→ What to do
Can you copy every line of the material below verbatim, leaving the pictures out?

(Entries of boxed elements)
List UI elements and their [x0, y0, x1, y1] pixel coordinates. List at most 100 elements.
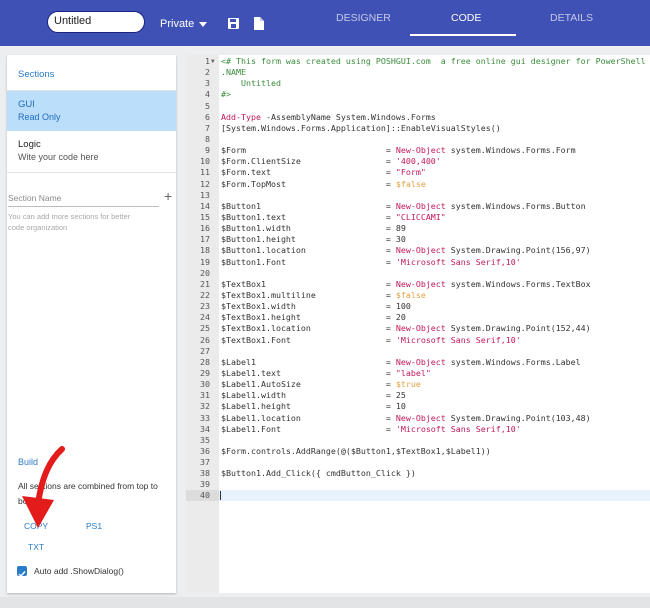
sidebar-item-logic[interactable]: Logic Wite your code here: [7, 131, 176, 171]
code-line[interactable]: 34 $Label1.Font = 'Microsoft Sans Serif,1…: [186, 424, 650, 435]
code-text: $Button1.Font = 'Microsoft Sans Serif,10…: [221, 257, 521, 268]
code-token: $true: [395, 379, 421, 390]
line-number: 36: [200, 445, 210, 456]
code-text: $Form = New-Object system.Windows.Forms.…: [221, 145, 576, 156]
code-token: $Label1.height = 10: [221, 401, 406, 412]
code-line[interactable]: 31 $Label1.width = 25: [186, 390, 650, 401]
sidebar-item-subtitle: Wite your code here: [18, 152, 99, 162]
code-text: $Label1.location = New-Object System.Dra…: [221, 413, 591, 424]
code-line[interactable]: 18 $Button1.location = New-Object System.…: [186, 245, 650, 256]
ps1-button[interactable]: PS1: [86, 521, 102, 531]
code-line[interactable]: 6 Add-Type -AssemblyName System.Windows.F…: [186, 112, 650, 123]
tab-code[interactable]: CODE: [451, 12, 481, 24]
code-line[interactable]: 27: [186, 346, 650, 357]
section-name-underline: [8, 206, 159, 207]
fold-arrow-icon[interactable]: ▼: [211, 56, 215, 67]
code-line[interactable]: 16 $Button1.width = 89: [186, 223, 650, 234]
code-line[interactable]: 11 $Form.text = "Form": [186, 167, 650, 178]
code-line[interactable]: 3 Untitled: [186, 78, 650, 89]
code-line[interactable]: 8: [186, 134, 650, 145]
code-token: .NAME: [221, 67, 246, 78]
auto-add-checkbox[interactable]: [17, 566, 27, 578]
line-number: 39: [200, 479, 210, 490]
code-text: $Form.ClientSize = '400,400': [221, 156, 441, 167]
code-line[interactable]: 1 ▼ <# This form was created using POSHGUI…: [186, 56, 650, 67]
add-section-icon[interactable]: +: [164, 189, 172, 203]
code-token: $TextBox1.Font =: [221, 334, 396, 345]
line-number: 3: [205, 78, 210, 89]
code-line[interactable]: 13: [186, 190, 650, 201]
line-number: 1: [205, 56, 210, 66]
code-line[interactable]: 24 $TextBox1.height = 20: [186, 312, 650, 323]
code-line[interactable]: 7 [System.Windows.Forms.Application]::Ena…: [186, 123, 650, 134]
code-line[interactable]: 39: [186, 479, 650, 490]
code-token: '400,400': [395, 156, 441, 167]
code-line[interactable]: 20: [186, 268, 650, 279]
save-icon[interactable]: [228, 18, 239, 29]
code-line[interactable]: 38 $Button1.Add_Click({ cmdButton_Click }…: [186, 468, 650, 479]
code-line[interactable]: 26 $TextBox1.Font = 'Microsoft Sans Serif…: [186, 335, 650, 346]
line-number: 12: [200, 178, 210, 189]
code-line[interactable]: 35: [186, 435, 650, 446]
code-token: $Label1.width = 25: [221, 390, 406, 401]
code-text: .NAME: [221, 67, 246, 78]
code-editor[interactable]: 1 ▼ <# This form was created using POSHGUI…: [186, 55, 650, 593]
code-line[interactable]: 15 $Button1.text = "CLICCAMI": [186, 212, 650, 223]
code-line[interactable]: 17 $Button1.height = 30: [186, 234, 650, 245]
code-token: System.Drawing.Point(156,97): [445, 245, 591, 256]
code-line[interactable]: 5: [186, 101, 650, 112]
sidebar-item-gui[interactable]: GUI Read Only: [7, 91, 176, 131]
code-line[interactable]: 25 $TextBox1.location = New-Object System…: [186, 323, 650, 334]
code-token: $Button1.width = 89: [221, 223, 406, 234]
divider: [7, 172, 176, 173]
txt-button[interactable]: TXT: [28, 542, 44, 552]
code-line[interactable]: 10 $Form.ClientSize = '400,400': [186, 156, 650, 167]
code-text: $TextBox1.width = 100: [221, 301, 411, 312]
chevron-down-icon[interactable]: [199, 22, 207, 27]
line-number: 23: [200, 301, 210, 312]
code-token: $Label1.AutoSize =: [221, 379, 396, 390]
code-line[interactable]: 21 $TextBox1 = New-Object system.Windows.…: [186, 279, 650, 290]
code-text: $Button1.text = "CLICCAMI": [221, 212, 446, 223]
code-line[interactable]: 2 .NAME: [186, 67, 650, 78]
code-line[interactable]: 9 $Form = New-Object system.Windows.Forms…: [186, 145, 650, 156]
code-line[interactable]: 19 $Button1.Font = 'Microsoft Sans Serif,…: [186, 257, 650, 268]
code-text: <# This form was created using POSHGUI.c…: [221, 56, 646, 67]
code-text: $Form.TopMost = $false: [221, 179, 426, 190]
code-text: [System.Windows.Forms.Application]::Enab…: [221, 123, 501, 134]
line-number: 9: [205, 145, 210, 156]
line-number: 29: [200, 367, 210, 378]
line-number: 22: [200, 289, 210, 300]
code-line[interactable]: 37: [186, 457, 650, 468]
code-text: $Label1.Font = 'Microsoft Sans Serif,10': [221, 424, 521, 435]
code-lines: 1 ▼ <# This form was created using POSHGUI…: [186, 56, 650, 502]
tab-designer[interactable]: DESIGNER: [336, 12, 391, 24]
code-line[interactable]: 40: [186, 490, 650, 501]
code-line[interactable]: 12 $Form.TopMost = $false: [186, 179, 650, 190]
active-tab-indicator: [410, 34, 516, 36]
code-line[interactable]: 32 $Label1.height = 10: [186, 401, 650, 412]
tab-details[interactable]: DETAILS: [550, 12, 593, 24]
line-number: 4: [205, 89, 210, 100]
code-line[interactable]: 4 #>: [186, 89, 650, 100]
form-title-input[interactable]: Untitled: [47, 11, 145, 33]
section-name-input[interactable]: Section Name: [8, 193, 61, 203]
line-number: 10: [200, 156, 210, 167]
code-line[interactable]: 30 $Label1.AutoSize = $true: [186, 379, 650, 390]
code-token: [System.Windows.Forms.Application]::Enab…: [221, 122, 501, 133]
visibility-dropdown-label[interactable]: Private: [160, 18, 194, 30]
sidebar-item-title: GUI: [18, 99, 35, 110]
line-number: 17: [200, 234, 210, 245]
line-number: 19: [200, 256, 210, 267]
code-token: $Form =: [221, 145, 396, 156]
code-line[interactable]: 14 $Button1 = New-Object system.Windows.F…: [186, 201, 650, 212]
new-file-icon[interactable]: [254, 17, 264, 30]
code-line[interactable]: 36 $Form.controls.AddRange(@($Button1,$Te…: [186, 446, 650, 457]
code-line[interactable]: 33 $Label1.location = New-Object System.D…: [186, 413, 650, 424]
code-text: $TextBox1 = New-Object system.Windows.Fo…: [221, 279, 591, 290]
code-line[interactable]: 22 $TextBox1.multiline = $false: [186, 290, 650, 301]
code-line[interactable]: 29 $Label1.text = "label": [186, 368, 650, 379]
line-number: 24: [200, 312, 210, 323]
code-line[interactable]: 23 $TextBox1.width = 100: [186, 301, 650, 312]
code-line[interactable]: 28 $Label1 = New-Object system.Windows.Fo…: [186, 357, 650, 368]
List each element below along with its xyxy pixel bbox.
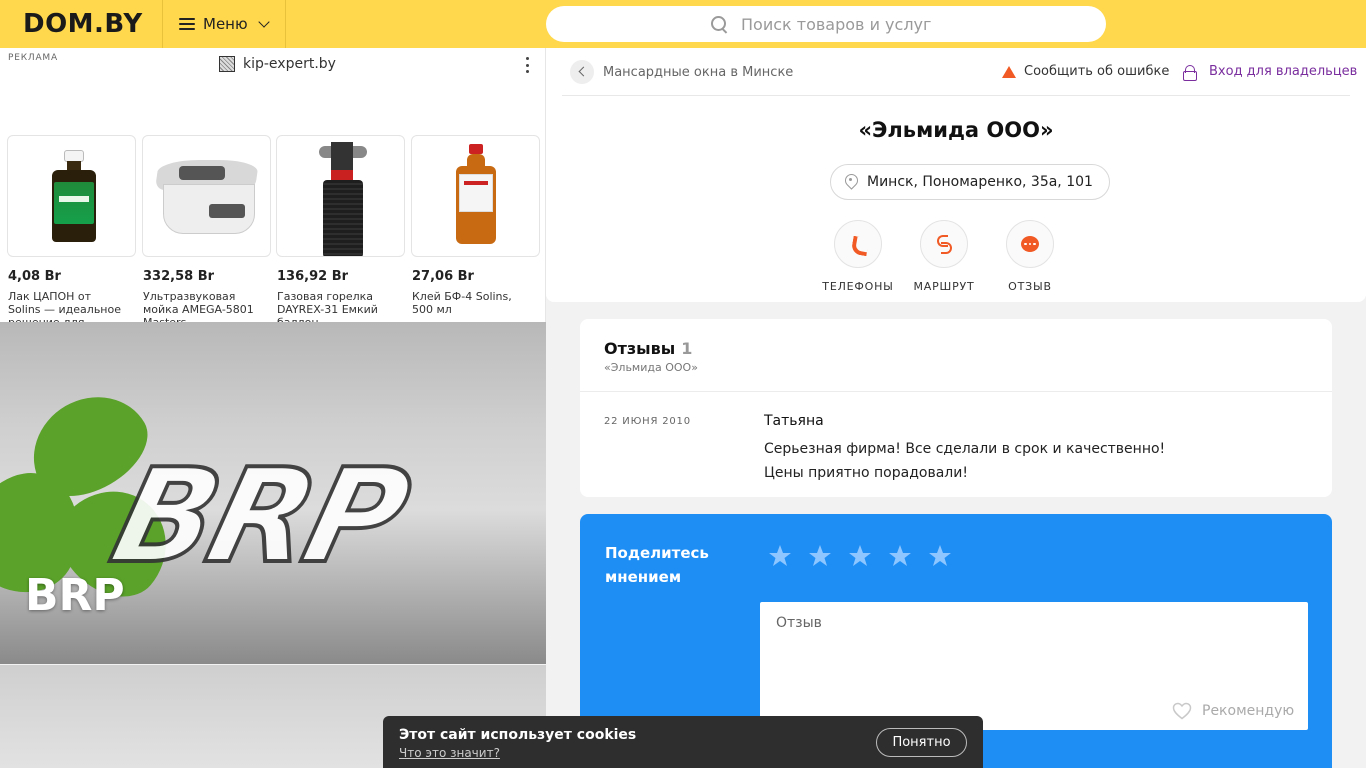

→ Task result
List UI elements and their [x0, y0, x1, y1] pixel coordinates. List at most 100 elements.
sidebar-item-logic[interactable]: Logic Wite your code here: [7, 131, 176, 171]
code-line[interactable]: 34 $Label1.Font = 'Microsoft Sans Serif,1…: [186, 424, 650, 435]
code-text: $Button1.Font = 'Microsoft Sans Serif,10…: [221, 257, 521, 268]
code-token: $true: [395, 379, 421, 390]
line-number: 36: [200, 445, 210, 456]
code-text: $Form = New-Object system.Windows.Forms.…: [221, 145, 576, 156]
code-token: $Label1.height = 10: [221, 401, 406, 412]
code-line[interactable]: 31 $Label1.width = 25: [186, 390, 650, 401]
sidebar-item-subtitle: Wite your code here: [18, 152, 99, 162]
code-text: $Label1.location = New-Object System.Dra…: [221, 413, 591, 424]
code-line[interactable]: 18 $Button1.location = New-Object System.…: [186, 245, 650, 256]
ps1-button[interactable]: PS1: [86, 521, 102, 531]
code-line[interactable]: 6 Add-Type -AssemblyName System.Windows.F…: [186, 112, 650, 123]
tab-code[interactable]: CODE: [451, 12, 481, 24]
code-line[interactable]: 27: [186, 346, 650, 357]
section-name-underline: [8, 206, 159, 207]
fold-arrow-icon[interactable]: ▼: [211, 56, 215, 67]
code-line[interactable]: 16 $Button1.width = 89: [186, 223, 650, 234]
code-line[interactable]: 11 $Form.text = "Form": [186, 167, 650, 178]
code-line[interactable]: 3 Untitled: [186, 78, 650, 89]
code-line[interactable]: 8: [186, 134, 650, 145]
code-token: .NAME: [221, 67, 246, 78]
auto-add-checkbox[interactable]: [17, 566, 27, 578]
line-number: 39: [200, 479, 210, 490]
code-text: $Form.ClientSize = '400,400': [221, 156, 441, 167]
code-line[interactable]: 1 ▼ <# This form was created using POSHGUI…: [186, 56, 650, 67]
add-section-icon[interactable]: +: [164, 189, 172, 203]
code-token: $TextBox1.Font =: [221, 334, 396, 345]
line-number: 3: [205, 78, 210, 89]
code-line[interactable]: 13: [186, 190, 650, 201]
line-number: 1: [205, 56, 210, 66]
code-line[interactable]: 24 $TextBox1.height = 20: [186, 312, 650, 323]
code-line[interactable]: 7 [System.Windows.Forms.Application]::Ena…: [186, 123, 650, 134]
code-line[interactable]: 39: [186, 479, 650, 490]
code-token: '400,400': [395, 156, 441, 167]
code-line[interactable]: 20: [186, 268, 650, 279]
save-icon[interactable]: [228, 18, 239, 29]
code-line[interactable]: 38 $Button1.Add_Click({ cmdButton_Click }…: [186, 468, 650, 479]
code-line[interactable]: 26 $TextBox1.Font = 'Microsoft Sans Serif…: [186, 335, 650, 346]
line-number: 12: [200, 178, 210, 189]
code-line[interactable]: 35: [186, 435, 650, 446]
code-token: $Label1.width = 25: [221, 390, 406, 401]
code-text: .NAME: [221, 67, 246, 78]
code-editor[interactable]: 1 ▼ <# This form was created using POSHGUI…: [186, 55, 650, 593]
code-line[interactable]: 15 $Button1.text = "CLICCAMI": [186, 212, 650, 223]
code-line[interactable]: 17 $Button1.height = 30: [186, 234, 650, 245]
code-token: System.Drawing.Point(156,97): [445, 245, 591, 256]
code-line[interactable]: 5: [186, 101, 650, 112]
sidebar-item-gui[interactable]: GUI Read Only: [7, 91, 176, 131]
code-line[interactable]: 25 $TextBox1.location = New-Object System…: [186, 323, 650, 334]
code-token: $Button1.width = 89: [221, 223, 406, 234]
divider: [7, 172, 176, 173]
txt-button[interactable]: TXT: [28, 542, 44, 552]
code-line[interactable]: 10 $Form.ClientSize = '400,400': [186, 156, 650, 167]
code-text: $TextBox1.width = 100: [221, 301, 411, 312]
chevron-down-icon[interactable]: [199, 22, 207, 27]
line-number: 23: [200, 301, 210, 312]
code-token: $Label1.AutoSize =: [221, 379, 396, 390]
code-line[interactable]: 21 $TextBox1 = New-Object system.Windows.…: [186, 279, 650, 290]
code-text: $Button1.text = "CLICCAMI": [221, 212, 446, 223]
code-line[interactable]: 2 .NAME: [186, 67, 650, 78]
code-line[interactable]: 9 $Form = New-Object system.Windows.Forms…: [186, 145, 650, 156]
code-line[interactable]: 19 $Button1.Font = 'Microsoft Sans Serif,…: [186, 257, 650, 268]
code-text: <# This form was created using POSHGUI.c…: [221, 56, 646, 67]
code-text: $Form.TopMost = $false: [221, 179, 426, 190]
code-text: [System.Windows.Forms.Application]::Enab…: [221, 123, 501, 134]
line-number: 9: [205, 145, 210, 156]
line-number: 29: [200, 367, 210, 378]
line-number: 22: [200, 289, 210, 300]
code-line[interactable]: 37: [186, 457, 650, 468]
code-text: $Label1.Font = 'Microsoft Sans Serif,10': [221, 424, 521, 435]
code-lines: 1 ▼ <# This form was created using POSHGUI…: [186, 56, 650, 502]
tab-designer[interactable]: DESIGNER: [336, 12, 391, 24]
code-line[interactable]: 40: [186, 490, 650, 501]
code-line[interactable]: 12 $Form.TopMost = $false: [186, 179, 650, 190]
active-tab-indicator: [410, 34, 516, 36]
code-line[interactable]: 32 $Label1.height = 10: [186, 401, 650, 412]
tab-details[interactable]: DETAILS: [550, 12, 593, 24]
line-number: 4: [205, 89, 210, 100]
code-line[interactable]: 4 #>: [186, 89, 650, 100]
form-title-input[interactable]: Untitled: [47, 11, 145, 33]
section-name-input[interactable]: Section Name: [8, 193, 61, 203]
line-number: 10: [200, 156, 210, 167]
code-line[interactable]: 30 $Label1.AutoSize = $true: [186, 379, 650, 390]
code-token: [System.Windows.Forms.Application]::Enab…: [221, 122, 501, 133]
visibility-dropdown-label[interactable]: Private: [160, 18, 194, 30]
sidebar-item-title: GUI: [18, 99, 35, 110]
line-number: 17: [200, 234, 210, 245]
line-number: 19: [200, 256, 210, 267]
code-token: $Form =: [221, 145, 396, 156]
code-line[interactable]: 14 $Button1 = New-Object system.Windows.F…: [186, 201, 650, 212]
new-file-icon[interactable]: [254, 17, 264, 30]
code-line[interactable]: 36 $Form.controls.AddRange(@($Button1,$Te…: [186, 446, 650, 457]
code-line[interactable]: 33 $Label1.location = New-Object System.D…: [186, 413, 650, 424]
code-text: $TextBox1 = New-Object system.Windows.Fo…: [221, 279, 591, 290]
code-line[interactable]: 22 $TextBox1.multiline = $false: [186, 290, 650, 301]
code-line[interactable]: 29 $Label1.text = "label": [186, 368, 650, 379]
line-number: 24: [200, 312, 210, 323]
code-line[interactable]: 23 $TextBox1.width = 100: [186, 301, 650, 312]
code-line[interactable]: 28 $Label1 = New-Object system.Windows.Fo…: [186, 357, 650, 368]
List each element below along with its xyxy pixel bbox.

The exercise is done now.